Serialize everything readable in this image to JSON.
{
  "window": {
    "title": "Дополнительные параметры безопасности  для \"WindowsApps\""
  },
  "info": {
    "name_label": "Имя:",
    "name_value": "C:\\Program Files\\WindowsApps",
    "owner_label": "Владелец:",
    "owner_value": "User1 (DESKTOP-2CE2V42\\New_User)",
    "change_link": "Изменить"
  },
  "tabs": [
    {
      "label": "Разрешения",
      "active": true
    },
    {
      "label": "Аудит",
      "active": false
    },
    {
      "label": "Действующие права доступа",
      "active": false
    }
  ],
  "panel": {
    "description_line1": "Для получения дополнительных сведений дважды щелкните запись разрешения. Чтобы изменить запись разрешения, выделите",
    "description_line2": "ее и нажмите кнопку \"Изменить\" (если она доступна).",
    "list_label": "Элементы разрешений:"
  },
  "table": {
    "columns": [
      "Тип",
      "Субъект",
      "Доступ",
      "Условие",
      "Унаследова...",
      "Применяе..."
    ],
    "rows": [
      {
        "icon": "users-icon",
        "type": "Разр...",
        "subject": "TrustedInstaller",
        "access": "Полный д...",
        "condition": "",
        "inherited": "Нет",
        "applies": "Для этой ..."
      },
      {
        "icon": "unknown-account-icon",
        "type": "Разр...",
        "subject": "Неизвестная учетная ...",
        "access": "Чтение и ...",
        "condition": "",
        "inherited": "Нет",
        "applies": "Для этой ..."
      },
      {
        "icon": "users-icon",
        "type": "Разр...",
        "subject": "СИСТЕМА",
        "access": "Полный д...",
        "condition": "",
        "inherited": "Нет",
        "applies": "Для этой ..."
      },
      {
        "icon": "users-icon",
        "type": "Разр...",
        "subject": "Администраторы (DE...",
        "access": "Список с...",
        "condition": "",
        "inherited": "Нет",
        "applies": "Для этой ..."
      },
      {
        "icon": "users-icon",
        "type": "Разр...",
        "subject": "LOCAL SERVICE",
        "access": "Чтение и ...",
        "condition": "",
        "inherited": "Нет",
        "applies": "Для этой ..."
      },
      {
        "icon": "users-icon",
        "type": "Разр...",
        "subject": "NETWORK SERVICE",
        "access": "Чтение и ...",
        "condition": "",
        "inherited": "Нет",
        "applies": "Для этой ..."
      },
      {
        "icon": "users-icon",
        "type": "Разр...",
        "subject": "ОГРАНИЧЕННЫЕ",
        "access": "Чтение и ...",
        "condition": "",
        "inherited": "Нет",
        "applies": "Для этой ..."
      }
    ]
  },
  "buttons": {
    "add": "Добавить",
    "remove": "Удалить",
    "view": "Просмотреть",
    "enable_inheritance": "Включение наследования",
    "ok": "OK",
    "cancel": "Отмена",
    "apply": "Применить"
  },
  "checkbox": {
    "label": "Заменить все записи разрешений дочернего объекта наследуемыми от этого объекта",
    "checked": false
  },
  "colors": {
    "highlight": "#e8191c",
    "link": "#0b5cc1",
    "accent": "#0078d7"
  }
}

********************

> Task to carry out
Output the listing above word for word.

> Problem solution
Serialize everything readable in this image to JSON.
{
  "window": {
    "title": "Дополнительные параметры безопасности  для \"WindowsApps\""
  },
  "info": {
    "name_label": "Имя:",
    "name_value": "C:\\Program Files\\WindowsApps",
    "owner_label": "Владелец:",
    "owner_value": "User1 (DESKTOP-2CE2V42\\New_User)",
    "change_link": "Изменить"
  },
  "tabs": [
    {
      "label": "Разрешения",
      "active": true
    },
    {
      "label": "Аудит",
      "active": false
    },
    {
      "label": "Действующие права доступа",
      "active": false
    }
  ],
  "panel": {
    "description_line1": "Для получения дополнительных сведений дважды щелкните запись разрешения. Чтобы изменить запись разрешения, выделите",
    "description_line2": "ее и нажмите кнопку \"Изменить\" (если она доступна).",
    "list_label": "Элементы разрешений:"
  },
  "table": {
    "columns": [
      "Тип",
      "Субъект",
      "Доступ",
      "Условие",
      "Унаследова...",
      "Применяе..."
    ],
    "rows": [
      {
        "icon": "users-icon",
        "type": "Разр...",
        "subject": "TrustedInstaller",
        "access": "Полный д...",
        "condition": "",
        "inherited": "Нет",
        "applies": "Для этой ..."
      },
      {
        "icon": "unknown-account-icon",
        "type": "Разр...",
        "subject": "Неизвестная учетная ...",
        "access": "Чтение и ...",
        "condition": "",
        "inherited": "Нет",
        "applies": "Для этой ..."
      },
      {
        "icon": "users-icon",
        "type": "Разр...",
        "subject": "СИСТЕМА",
        "access": "Полный д...",
        "condition": "",
        "inherited": "Нет",
        "applies": "Для этой ..."
      },
      {
        "icon": "users-icon",
        "type": "Разр...",
        "subject": "Администраторы (DE...",
        "access": "Список с...",
        "condition": "",
        "inherited": "Нет",
        "applies": "Для этой ..."
      },
      {
        "icon": "users-icon",
        "type": "Разр...",
        "subject": "LOCAL SERVICE",
        "access": "Чтение и ...",
        "condition": "",
        "inherited": "Нет",
        "applies": "Для этой ..."
      },
      {
        "icon": "users-icon",
        "type": "Разр...",
        "subject": "NETWORK SERVICE",
        "access": "Чтение и ...",
        "condition": "",
        "inherited": "Нет",
        "applies": "Для этой ..."
      },
      {
        "icon": "users-icon",
        "type": "Разр...",
        "subject": "ОГРАНИЧЕННЫЕ",
        "access": "Чтение и ...",
        "condition": "",
        "inherited": "Нет",
        "applies": "Для этой ..."
      }
    ]
  },
  "buttons": {
    "add": "Добавить",
    "remove": "Удалить",
    "view": "Просмотреть",
    "enable_inheritance": "Включение наследования",
    "ok": "OK",
    "cancel": "Отмена",
    "apply": "Применить"
  },
  "checkbox": {
    "label": "Заменить все записи разрешений дочернего объекта наследуемыми от этого объекта",
    "checked": false
  },
  "colors": {
    "highlight": "#e8191c",
    "link": "#0b5cc1",
    "accent": "#0078d7"
  }
}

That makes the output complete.